▶ **Aim**
Set out each line from the following listing that includes the word "CORRIENTE".

##### Input

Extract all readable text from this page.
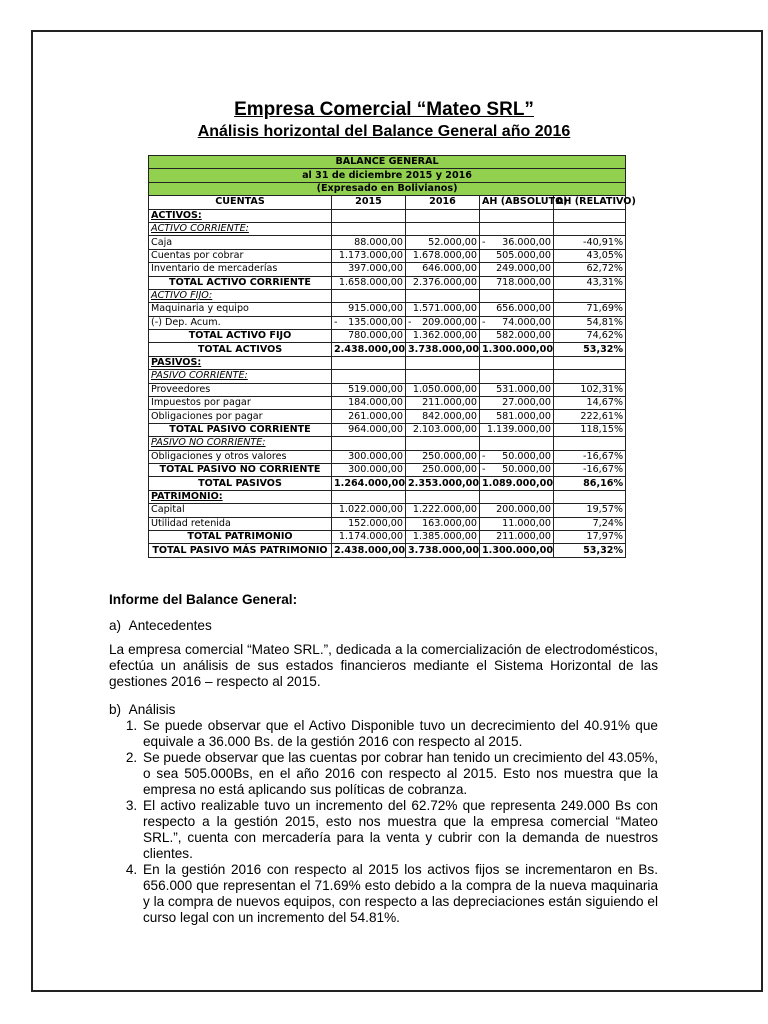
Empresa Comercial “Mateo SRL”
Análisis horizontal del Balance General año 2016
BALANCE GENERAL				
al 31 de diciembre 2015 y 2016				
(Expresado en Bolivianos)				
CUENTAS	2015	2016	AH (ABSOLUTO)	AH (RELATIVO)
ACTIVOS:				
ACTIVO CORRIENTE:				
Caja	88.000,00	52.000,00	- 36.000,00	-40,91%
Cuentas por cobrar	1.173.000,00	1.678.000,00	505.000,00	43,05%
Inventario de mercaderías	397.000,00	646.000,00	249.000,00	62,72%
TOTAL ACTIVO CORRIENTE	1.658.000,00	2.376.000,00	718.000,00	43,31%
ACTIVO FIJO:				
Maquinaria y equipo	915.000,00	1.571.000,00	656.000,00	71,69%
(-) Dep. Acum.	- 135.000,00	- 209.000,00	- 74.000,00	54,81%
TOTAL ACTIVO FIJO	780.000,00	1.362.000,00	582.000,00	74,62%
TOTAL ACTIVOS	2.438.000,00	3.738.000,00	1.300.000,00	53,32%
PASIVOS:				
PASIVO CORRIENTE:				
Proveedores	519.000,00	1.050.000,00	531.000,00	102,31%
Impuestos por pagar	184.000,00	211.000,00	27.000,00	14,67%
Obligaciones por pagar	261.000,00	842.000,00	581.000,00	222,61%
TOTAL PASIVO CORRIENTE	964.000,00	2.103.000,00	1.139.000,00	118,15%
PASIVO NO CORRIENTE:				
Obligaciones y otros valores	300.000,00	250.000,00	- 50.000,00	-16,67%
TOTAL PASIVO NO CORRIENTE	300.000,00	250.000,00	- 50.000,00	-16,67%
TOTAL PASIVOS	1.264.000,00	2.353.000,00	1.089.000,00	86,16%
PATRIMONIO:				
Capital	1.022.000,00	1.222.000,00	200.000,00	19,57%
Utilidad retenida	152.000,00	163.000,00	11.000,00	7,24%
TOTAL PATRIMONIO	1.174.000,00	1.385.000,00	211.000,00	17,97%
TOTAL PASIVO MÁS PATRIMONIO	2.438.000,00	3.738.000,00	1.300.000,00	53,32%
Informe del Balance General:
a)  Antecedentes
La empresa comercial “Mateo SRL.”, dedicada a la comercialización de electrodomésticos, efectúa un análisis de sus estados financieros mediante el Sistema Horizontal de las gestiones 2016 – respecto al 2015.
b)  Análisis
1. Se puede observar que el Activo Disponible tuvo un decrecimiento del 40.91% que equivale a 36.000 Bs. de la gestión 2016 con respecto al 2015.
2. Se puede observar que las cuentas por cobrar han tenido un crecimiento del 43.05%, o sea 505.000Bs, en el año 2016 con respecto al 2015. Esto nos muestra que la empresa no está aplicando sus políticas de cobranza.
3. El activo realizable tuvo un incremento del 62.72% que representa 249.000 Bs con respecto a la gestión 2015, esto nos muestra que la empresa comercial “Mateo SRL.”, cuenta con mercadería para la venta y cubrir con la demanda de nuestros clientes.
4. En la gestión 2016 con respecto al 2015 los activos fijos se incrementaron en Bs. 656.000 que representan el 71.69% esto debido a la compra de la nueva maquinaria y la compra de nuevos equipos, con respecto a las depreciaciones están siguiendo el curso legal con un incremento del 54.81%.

##########

▶ **Answer to the task**
ACTIVO CORRIENTE:				
TOTAL ACTIVO CORRIENTE	1.658.000,00	2.376.000,00	718.000,00	43,31%
PASIVO CORRIENTE:				
TOTAL PASIVO CORRIENTE	964.000,00	2.103.000,00	1.139.000,00	118,15%
PASIVO NO CORRIENTE:				
TOTAL PASIVO NO CORRIENTE	300.000,00	250.000,00	- 50.000,00	-16,67%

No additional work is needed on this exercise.